Set exercise
Every record should be repeated exactly, except that pictures are left out.

Working data
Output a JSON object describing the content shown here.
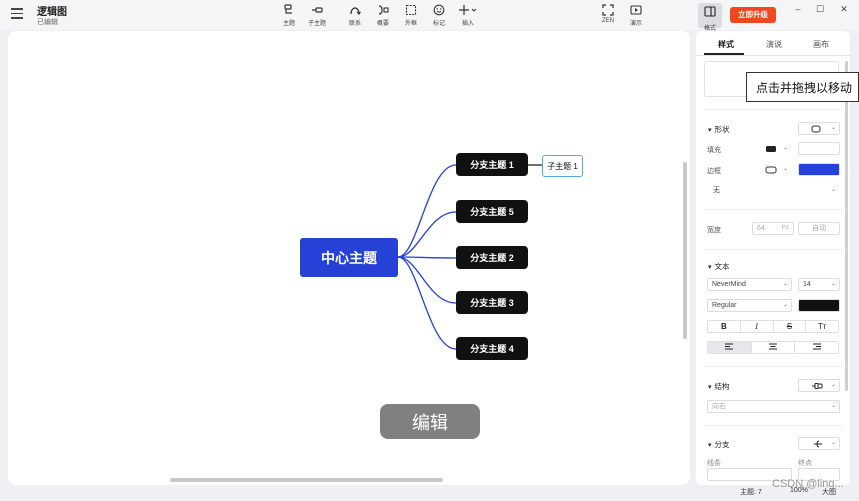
{
  "header": {
    "title": "逻辑图",
    "status": "已编辑"
  },
  "toolbar": {
    "tools": [
      {
        "label": "主题",
        "icon": "topic-icon"
      },
      {
        "label": "子主题",
        "icon": "subtopic-icon"
      },
      {
        "label": "联系",
        "icon": "relationship-icon"
      },
      {
        "label": "概要",
        "icon": "summary-icon"
      },
      {
        "label": "外框",
        "icon": "boundary-icon"
      },
      {
        "label": "标记",
        "icon": "marker-smiley-icon"
      },
      {
        "label": "插入",
        "icon": "insert-plus-icon"
      }
    ],
    "zen_label": "ZEN",
    "present_label": "演示",
    "format_label": "格式",
    "upgrade_label": "立即升级"
  },
  "window": {
    "minimize": "–",
    "maximize": "☐",
    "close": "✕"
  },
  "mindmap": {
    "root": "中心主题",
    "branches": [
      "分支主题 1",
      "分支主题 5",
      "分支主题 2",
      "分支主题 3",
      "分支主题 4"
    ],
    "subtopic": "子主题 1",
    "edit_toast": "编辑"
  },
  "panel": {
    "tabs": [
      "样式",
      "演说",
      "画布"
    ],
    "tooltip": "点击并拖拽以移动",
    "shape": {
      "title": "形状",
      "fill_label": "填充",
      "border_label": "边框",
      "border_style": "无",
      "border_color": "#2541d6"
    },
    "width": {
      "label": "宽度",
      "value": "64",
      "unit": "PX",
      "auto": "自动"
    },
    "text": {
      "title": "文本",
      "font": "NeverMind",
      "size": "14",
      "weight": "Regular",
      "color": "#111111",
      "styles": [
        "B",
        "I",
        "S",
        "Tт"
      ]
    },
    "structure": {
      "title": "结构",
      "direction": "向右"
    },
    "branch": {
      "title": "分支",
      "line_label": "线条",
      "end_label": "终点"
    }
  },
  "statusbar": {
    "topics": "主题: 7",
    "zoom": "100%",
    "size": "大图"
  },
  "watermark": "CSDN @ling..."
}
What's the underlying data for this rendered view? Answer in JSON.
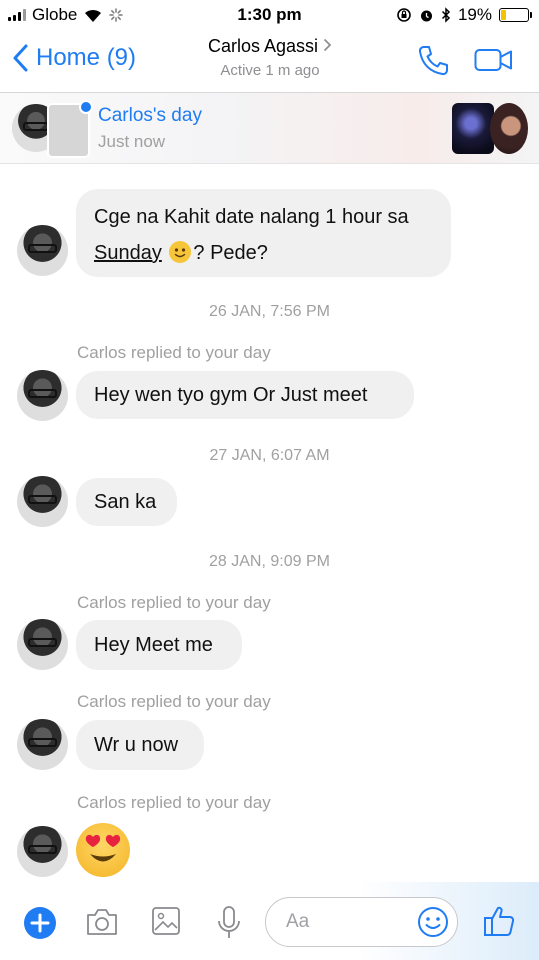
{
  "status_bar": {
    "carrier": "Globe",
    "time": "1:30 pm",
    "battery": "19%",
    "battery_level": 0.19
  },
  "nav": {
    "back_label": "Home (9)",
    "contact_name": "Carlos Agassi",
    "contact_status": "Active 1 m ago"
  },
  "story": {
    "title": "Carlos's day",
    "time": "Just now"
  },
  "messages": [
    {
      "text_part1": "Cge na Kahit date nalang 1 hour sa",
      "underlined": "Sunday",
      "text_part2": "? Pede?"
    },
    {
      "timestamp": "26 JAN, 7:56 PM"
    },
    {
      "reply_label": "Carlos replied to your day",
      "text": "Hey wen tyo gym Or Just meet"
    },
    {
      "timestamp": "27 JAN, 6:07 AM"
    },
    {
      "text": "San ka"
    },
    {
      "timestamp": "28 JAN, 9:09 PM"
    },
    {
      "reply_label": "Carlos replied to your day",
      "text": "Hey Meet me"
    },
    {
      "reply_label": "Carlos replied to your day",
      "text": "Wr u now"
    },
    {
      "reply_label": "Carlos replied to your day",
      "emoji": "heart-eyes-emoji"
    }
  ],
  "composer": {
    "placeholder": "Aa"
  },
  "colors": {
    "accent": "#1f7cf2",
    "bubble": "#f0f0f0",
    "meta_text": "#a0a0a0",
    "emoji": "#f7c53a",
    "heart": "#e8233f"
  }
}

Task output
Output a JSON object describing the content shown here.
{
  "header": {
    "title": "逻辑图",
    "status": "已编辑"
  },
  "toolbar": {
    "tools": [
      {
        "label": "主题",
        "icon": "topic-icon"
      },
      {
        "label": "子主题",
        "icon": "subtopic-icon"
      },
      {
        "label": "联系",
        "icon": "relationship-icon"
      },
      {
        "label": "概要",
        "icon": "summary-icon"
      },
      {
        "label": "外框",
        "icon": "boundary-icon"
      },
      {
        "label": "标记",
        "icon": "marker-smiley-icon"
      },
      {
        "label": "插入",
        "icon": "insert-plus-icon"
      }
    ],
    "zen_label": "ZEN",
    "present_label": "演示",
    "format_label": "格式",
    "upgrade_label": "立即升级"
  },
  "window": {
    "minimize": "–",
    "maximize": "☐",
    "close": "✕"
  },
  "mindmap": {
    "root": "中心主题",
    "branches": [
      "分支主题 1",
      "分支主题 5",
      "分支主题 2",
      "分支主题 3",
      "分支主题 4"
    ],
    "subtopic": "子主题 1",
    "edit_toast": "编辑"
  },
  "panel": {
    "tabs": [
      "样式",
      "演说",
      "画布"
    ],
    "tooltip": "点击并拖拽以移动",
    "shape": {
      "title": "形状",
      "fill_label": "填充",
      "border_label": "边框",
      "border_style": "无",
      "border_color": "#2541d6"
    },
    "width": {
      "label": "宽度",
      "value": "64",
      "unit": "PX",
      "auto": "自动"
    },
    "text": {
      "title": "文本",
      "font": "NeverMind",
      "size": "14",
      "weight": "Regular",
      "color": "#111111",
      "styles": [
        "B",
        "I",
        "S",
        "Tт"
      ]
    },
    "structure": {
      "title": "结构",
      "direction": "向右"
    },
    "branch": {
      "title": "分支",
      "line_label": "线条",
      "end_label": "终点"
    }
  },
  "statusbar": {
    "topics": "主题: 7",
    "zoom": "100%",
    "size": "大图"
  },
  "watermark": "CSDN @ling..."
}
What's the underlying data for this rendered view? Answer in JSON.
{
  "status_bar": {
    "carrier": "Globe",
    "time": "1:30 pm",
    "battery": "19%",
    "battery_level": 0.19
  },
  "nav": {
    "back_label": "Home (9)",
    "contact_name": "Carlos Agassi",
    "contact_status": "Active 1 m ago"
  },
  "story": {
    "title": "Carlos's day",
    "time": "Just now"
  },
  "messages": [
    {
      "text_part1": "Cge na Kahit date nalang 1 hour sa",
      "underlined": "Sunday",
      "text_part2": "? Pede?"
    },
    {
      "timestamp": "26 JAN, 7:56 PM"
    },
    {
      "reply_label": "Carlos replied to your day",
      "text": "Hey wen tyo gym Or Just meet"
    },
    {
      "timestamp": "27 JAN, 6:07 AM"
    },
    {
      "text": "San ka"
    },
    {
      "timestamp": "28 JAN, 9:09 PM"
    },
    {
      "reply_label": "Carlos replied to your day",
      "text": "Hey Meet me"
    },
    {
      "reply_label": "Carlos replied to your day",
      "text": "Wr u now"
    },
    {
      "reply_label": "Carlos replied to your day",
      "emoji": "heart-eyes-emoji"
    }
  ],
  "composer": {
    "placeholder": "Aa"
  },
  "colors": {
    "accent": "#1f7cf2",
    "bubble": "#f0f0f0",
    "meta_text": "#a0a0a0",
    "emoji": "#f7c53a",
    "heart": "#e8233f"
  }
}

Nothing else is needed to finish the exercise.